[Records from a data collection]
◆ ◆ ◆ ◆ ◆
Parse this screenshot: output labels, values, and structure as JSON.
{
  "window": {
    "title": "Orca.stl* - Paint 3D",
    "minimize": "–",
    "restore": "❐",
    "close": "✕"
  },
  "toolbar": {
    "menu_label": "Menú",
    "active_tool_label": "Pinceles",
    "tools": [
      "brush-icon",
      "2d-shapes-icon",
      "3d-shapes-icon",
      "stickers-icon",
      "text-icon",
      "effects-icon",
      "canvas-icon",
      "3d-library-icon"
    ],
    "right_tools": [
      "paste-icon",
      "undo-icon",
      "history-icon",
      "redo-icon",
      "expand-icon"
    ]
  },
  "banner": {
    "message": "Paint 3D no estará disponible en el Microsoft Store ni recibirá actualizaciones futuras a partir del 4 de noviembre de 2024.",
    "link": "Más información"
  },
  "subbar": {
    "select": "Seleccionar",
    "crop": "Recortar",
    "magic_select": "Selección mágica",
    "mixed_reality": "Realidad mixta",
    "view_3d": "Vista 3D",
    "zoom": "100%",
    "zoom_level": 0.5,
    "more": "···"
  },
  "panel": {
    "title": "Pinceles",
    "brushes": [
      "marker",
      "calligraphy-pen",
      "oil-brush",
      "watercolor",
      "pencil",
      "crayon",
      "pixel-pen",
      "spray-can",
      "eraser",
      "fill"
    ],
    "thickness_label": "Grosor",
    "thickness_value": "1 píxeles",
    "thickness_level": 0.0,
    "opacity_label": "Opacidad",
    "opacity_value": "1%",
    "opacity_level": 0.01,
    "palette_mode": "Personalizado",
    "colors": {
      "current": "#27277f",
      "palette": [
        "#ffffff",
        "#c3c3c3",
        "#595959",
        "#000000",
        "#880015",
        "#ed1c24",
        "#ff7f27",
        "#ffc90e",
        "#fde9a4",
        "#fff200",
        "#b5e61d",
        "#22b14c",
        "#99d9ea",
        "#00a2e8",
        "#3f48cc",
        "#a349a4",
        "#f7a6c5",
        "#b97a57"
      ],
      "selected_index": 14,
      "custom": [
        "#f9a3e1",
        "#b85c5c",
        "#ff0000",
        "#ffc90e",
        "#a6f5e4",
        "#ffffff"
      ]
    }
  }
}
◆ ◆ ◆ ◆ ◆
To do: Pick out each line that holds the string "Pinceles".

Complete output:
    "active_tool_label": "Pinceles",
    "title": "Pinceles",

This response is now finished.